Copy out lines with the word "Connection" from the material that follows.

___ Provided records ___

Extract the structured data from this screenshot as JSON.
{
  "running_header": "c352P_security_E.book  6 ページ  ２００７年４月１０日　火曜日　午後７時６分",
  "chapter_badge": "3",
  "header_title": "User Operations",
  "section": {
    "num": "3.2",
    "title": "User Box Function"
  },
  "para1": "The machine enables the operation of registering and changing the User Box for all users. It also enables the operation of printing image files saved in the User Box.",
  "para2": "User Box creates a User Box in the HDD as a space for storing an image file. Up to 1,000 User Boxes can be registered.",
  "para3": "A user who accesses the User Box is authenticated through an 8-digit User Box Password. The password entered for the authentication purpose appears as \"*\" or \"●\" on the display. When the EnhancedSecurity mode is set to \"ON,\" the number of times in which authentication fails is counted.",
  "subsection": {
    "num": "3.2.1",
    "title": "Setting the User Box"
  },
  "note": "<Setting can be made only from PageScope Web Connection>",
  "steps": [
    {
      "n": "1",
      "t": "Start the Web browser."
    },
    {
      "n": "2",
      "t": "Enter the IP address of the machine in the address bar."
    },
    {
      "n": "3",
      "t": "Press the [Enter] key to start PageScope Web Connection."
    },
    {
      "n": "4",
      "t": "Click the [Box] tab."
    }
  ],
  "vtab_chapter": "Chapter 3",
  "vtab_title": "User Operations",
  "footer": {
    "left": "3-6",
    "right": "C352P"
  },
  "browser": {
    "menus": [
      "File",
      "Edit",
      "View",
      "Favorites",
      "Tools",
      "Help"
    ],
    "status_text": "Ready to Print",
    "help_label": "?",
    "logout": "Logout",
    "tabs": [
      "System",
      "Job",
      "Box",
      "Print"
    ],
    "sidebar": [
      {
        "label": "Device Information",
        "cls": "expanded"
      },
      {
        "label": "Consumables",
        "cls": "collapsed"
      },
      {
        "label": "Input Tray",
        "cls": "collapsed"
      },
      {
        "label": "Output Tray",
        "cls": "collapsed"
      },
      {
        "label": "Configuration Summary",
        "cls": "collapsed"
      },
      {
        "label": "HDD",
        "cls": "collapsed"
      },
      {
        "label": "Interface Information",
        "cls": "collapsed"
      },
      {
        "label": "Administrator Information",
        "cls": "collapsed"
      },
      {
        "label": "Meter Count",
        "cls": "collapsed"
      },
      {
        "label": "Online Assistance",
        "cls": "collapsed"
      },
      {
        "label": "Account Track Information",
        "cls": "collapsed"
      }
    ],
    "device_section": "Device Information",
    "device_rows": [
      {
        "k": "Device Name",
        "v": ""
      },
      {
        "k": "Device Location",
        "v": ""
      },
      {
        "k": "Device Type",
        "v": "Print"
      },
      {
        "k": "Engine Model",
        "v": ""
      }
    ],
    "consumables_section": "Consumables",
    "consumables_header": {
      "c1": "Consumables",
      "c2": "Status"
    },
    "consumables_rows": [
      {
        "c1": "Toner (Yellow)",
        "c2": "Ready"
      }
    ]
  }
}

___

Response to the exercise »
  "note": "<Setting can be made only from PageScope Web Connection>",
      "t": "Press the [Enter] key to start PageScope Web Connection."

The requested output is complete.